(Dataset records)
========
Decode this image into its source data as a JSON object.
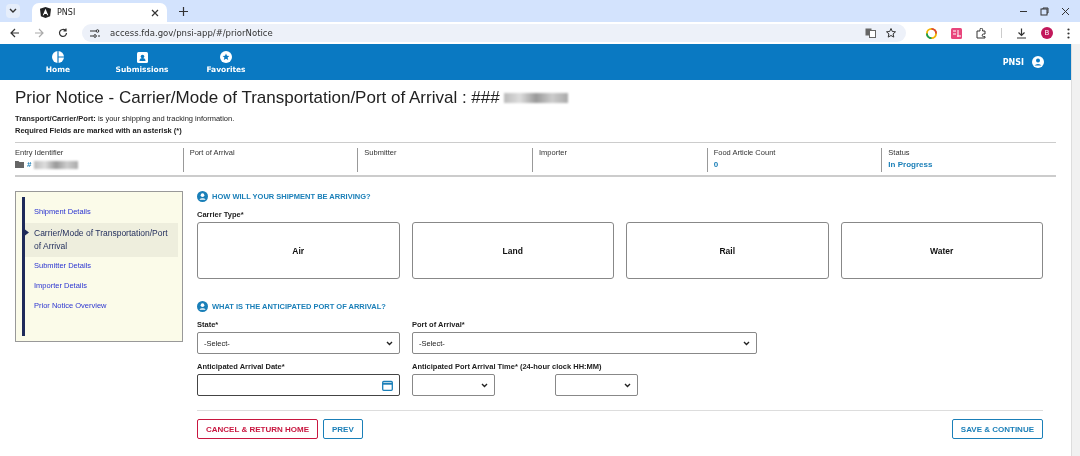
{
  "browser": {
    "tab_title": "PNSI",
    "url": "access.fda.gov/pnsi-app/#/priorNotice",
    "profile_initial": "B"
  },
  "header": {
    "nav": [
      {
        "label": "Home"
      },
      {
        "label": "Submissions"
      },
      {
        "label": "Favorites"
      }
    ],
    "app_name": "PNSI"
  },
  "page": {
    "title": "Prior Notice - Carrier/Mode of Transportation/Port of Arrival : ###",
    "title_redacted": true,
    "intro": "**Transport/Carrier/Port:** is your shipping and tracking information.",
    "required_note": "Required Fields are marked with an asterisk (*)"
  },
  "summary": [
    {
      "label": "Entry Identifier",
      "value": "#",
      "redacted": true,
      "folder": true
    },
    {
      "label": "Port of Arrival"
    },
    {
      "label": "Submitter"
    },
    {
      "label": "Importer"
    },
    {
      "label": "Food Article Count",
      "value": "0"
    },
    {
      "label": "Status",
      "value": "In Progress"
    }
  ],
  "sidebar": {
    "items": [
      {
        "label": "Shipment Details",
        "selected": false
      },
      {
        "label": "Carrier/Mode of Transportation/Port of Arrival",
        "selected": true
      },
      {
        "label": "Submitter Details",
        "selected": false
      },
      {
        "label": "Importer Details",
        "selected": false
      },
      {
        "label": "Prior Notice Overview",
        "selected": false
      }
    ]
  },
  "carrier_section": {
    "heading": "HOW WILL YOUR SHIPMENT BE ARRIVING?",
    "label": "Carrier Type*",
    "options": [
      {
        "label": "Air",
        "selected": false
      },
      {
        "label": "Land",
        "selected": false
      },
      {
        "label": "Rail",
        "selected": false
      },
      {
        "label": "Water",
        "selected": false
      }
    ]
  },
  "port_section": {
    "heading": "WHAT IS THE ANTICIPATED PORT OF ARRIVAL?",
    "state": {
      "label": "State*",
      "value": "-Select-"
    },
    "port": {
      "label": "Port of Arrival*",
      "value": "-Select-"
    },
    "date": {
      "label": "Anticipated Arrival Date*"
    },
    "time": {
      "label": "Anticipated Port Arrival Time* (24-hour clock HH:MM)"
    }
  },
  "buttons": {
    "cancel": "CANCEL & RETURN HOME",
    "prev": "PREV",
    "save": "SAVE & CONTINUE"
  }
}
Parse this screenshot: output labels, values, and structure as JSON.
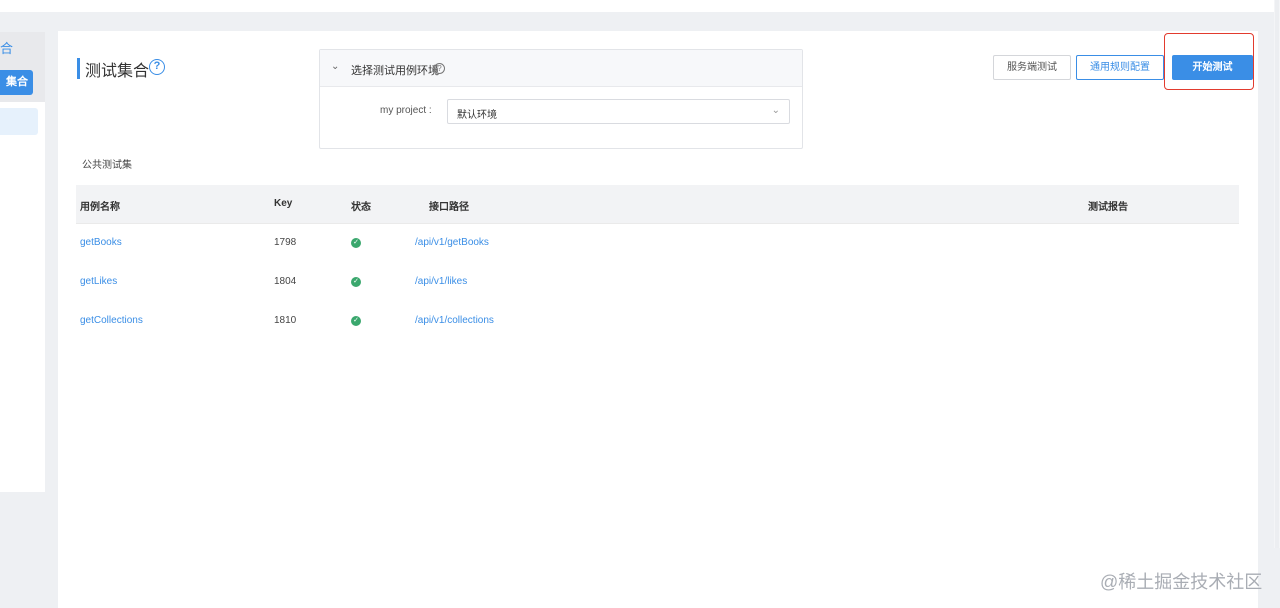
========
§ WHAT IS REQUIRED
Write out each line again precisely as it appears, skipping every picture.

§ FULL RESPONSE
Decode this image into its source data as a JSON object.
{
  "browser": {
    "tab_title": "PNSI",
    "url": "access.fda.gov/pnsi-app/#/priorNotice",
    "profile_initial": "B"
  },
  "header": {
    "nav": [
      {
        "label": "Home"
      },
      {
        "label": "Submissions"
      },
      {
        "label": "Favorites"
      }
    ],
    "app_name": "PNSI"
  },
  "page": {
    "title": "Prior Notice - Carrier/Mode of Transportation/Port of Arrival : ###",
    "title_redacted": true,
    "intro": "**Transport/Carrier/Port:** is your shipping and tracking information.",
    "required_note": "Required Fields are marked with an asterisk (*)"
  },
  "summary": [
    {
      "label": "Entry Identifier",
      "value": "#",
      "redacted": true,
      "folder": true
    },
    {
      "label": "Port of Arrival"
    },
    {
      "label": "Submitter"
    },
    {
      "label": "Importer"
    },
    {
      "label": "Food Article Count",
      "value": "0"
    },
    {
      "label": "Status",
      "value": "In Progress"
    }
  ],
  "sidebar": {
    "items": [
      {
        "label": "Shipment Details",
        "selected": false
      },
      {
        "label": "Carrier/Mode of Transportation/Port of Arrival",
        "selected": true
      },
      {
        "label": "Submitter Details",
        "selected": false
      },
      {
        "label": "Importer Details",
        "selected": false
      },
      {
        "label": "Prior Notice Overview",
        "selected": false
      }
    ]
  },
  "carrier_section": {
    "heading": "HOW WILL YOUR SHIPMENT BE ARRIVING?",
    "label": "Carrier Type*",
    "options": [
      {
        "label": "Air",
        "selected": false
      },
      {
        "label": "Land",
        "selected": false
      },
      {
        "label": "Rail",
        "selected": false
      },
      {
        "label": "Water",
        "selected": false
      }
    ]
  },
  "port_section": {
    "heading": "WHAT IS THE ANTICIPATED PORT OF ARRIVAL?",
    "state": {
      "label": "State*",
      "value": "-Select-"
    },
    "port": {
      "label": "Port of Arrival*",
      "value": "-Select-"
    },
    "date": {
      "label": "Anticipated Arrival Date*"
    },
    "time": {
      "label": "Anticipated Port Arrival Time* (24-hour clock HH:MM)"
    }
  },
  "buttons": {
    "cancel": "CANCEL & RETURN HOME",
    "prev": "PREV",
    "save": "SAVE & CONTINUE"
  }
}
Parse this screenshot: output labels, values, and structure as JSON.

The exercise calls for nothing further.